- _Directions_: Output the full listing below exactly as it reads, and skip anything that is a picture.
begin Dataset content
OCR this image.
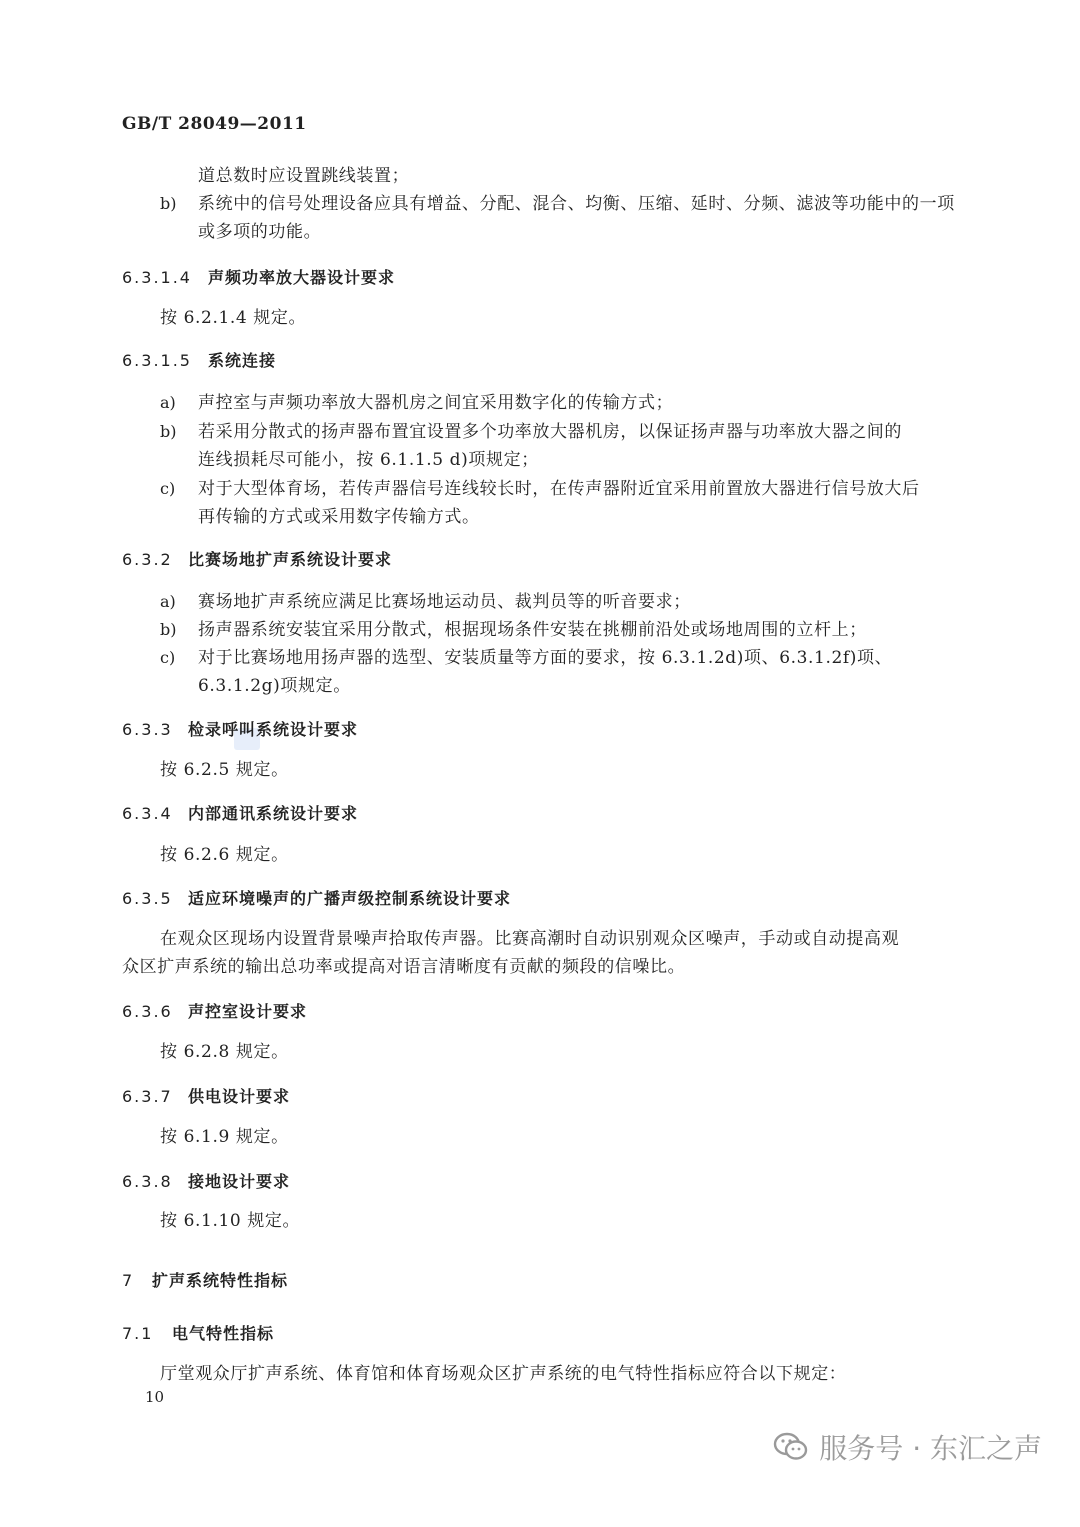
GB/T 28049—2011
道总数时应设置跳线装置；
b) 系统中的信号处理设备应具有增益、分配、混合、均衡、压缩、延时、分频、滤波等功能中的一项
或多项的功能。
6.3.1.4 声频功率放大器设计要求
按 6.2.1.4 规定。
6.3.1.5 系统连接
a) 声控室与声频功率放大器机房之间宜采用数字化的传输方式；
b) 若采用分散式的扬声器布置宜设置多个功率放大器机房，以保证扬声器与功率放大器之间的
连线损耗尽可能小，按 6.1.1.5 d)项规定；
c) 对于大型体育场，若传声器信号连线较长时，在传声器附近宜采用前置放大器进行信号放大后
再传输的方式或采用数字传输方式。
6.3.2 比赛场地扩声系统设计要求
a) 赛场地扩声系统应满足比赛场地运动员、裁判员等的听音要求；
b) 扬声器系统安装宜采用分散式，根据现场条件安装在挑棚前沿处或场地周围的立杆上；
c) 对于比赛场地用扬声器的选型、安装质量等方面的要求，按 6.3.1.2d)项、6.3.1.2f)项、
6.3.1.2g)项规定。
6.3.3 检录呼叫系统设计要求
按 6.2.5 规定。
6.3.4 内部通讯系统设计要求
按 6.2.6 规定。
6.3.5 适应环境噪声的广播声级控制系统设计要求
在观众区现场内设置背景噪声拾取传声器。比赛高潮时自动识别观众区噪声，手动或自动提高观
众区扩声系统的输出总功率或提高对语言清晰度有贡献的频段的信噪比。
6.3.6 声控室设计要求
按 6.2.8 规定。
6.3.7 供电设计要求
按 6.1.9 规定。
6.3.8 接地设计要求
按 6.1.10 规定。
7 扩声系统特性指标
7.1 电气特性指标
厅堂观众厅扩声系统、体育馆和体育场观众区扩声系统的电气特性指标应符合以下规定：
10
服务号 · 东汇之声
end Dataset content
- _Output for this exercise_:
OCR this image.
GB/T 28049—2011
道总数时应设置跳线装置；
b) 系统中的信号处理设备应具有增益、分配、混合、均衡、压缩、延时、分频、滤波等功能中的一项
或多项的功能。
6.3.1.4 声频功率放大器设计要求
按 6.2.1.4 规定。
6.3.1.5 系统连接
a) 声控室与声频功率放大器机房之间宜采用数字化的传输方式；
b) 若采用分散式的扬声器布置宜设置多个功率放大器机房，以保证扬声器与功率放大器之间的
连线损耗尽可能小，按 6.1.1.5 d)项规定；
c) 对于大型体育场，若传声器信号连线较长时，在传声器附近宜采用前置放大器进行信号放大后
再传输的方式或采用数字传输方式。
6.3.2 比赛场地扩声系统设计要求
a) 赛场地扩声系统应满足比赛场地运动员、裁判员等的听音要求；
b) 扬声器系统安装宜采用分散式，根据现场条件安装在挑棚前沿处或场地周围的立杆上；
c) 对于比赛场地用扬声器的选型、安装质量等方面的要求，按 6.3.1.2d)项、6.3.1.2f)项、
6.3.1.2g)项规定。
6.3.3 检录呼叫系统设计要求
按 6.2.5 规定。
6.3.4 内部通讯系统设计要求
按 6.2.6 规定。
6.3.5 适应环境噪声的广播声级控制系统设计要求
在观众区现场内设置背景噪声拾取传声器。比赛高潮时自动识别观众区噪声，手动或自动提高观
众区扩声系统的输出总功率或提高对语言清晰度有贡献的频段的信噪比。
6.3.6 声控室设计要求
按 6.2.8 规定。
6.3.7 供电设计要求
按 6.1.9 规定。
6.3.8 接地设计要求
按 6.1.10 规定。
7 扩声系统特性指标
7.1 电气特性指标
厅堂观众厅扩声系统、体育馆和体育场观众区扩声系统的电气特性指标应符合以下规定：
10
服务号 · 东汇之声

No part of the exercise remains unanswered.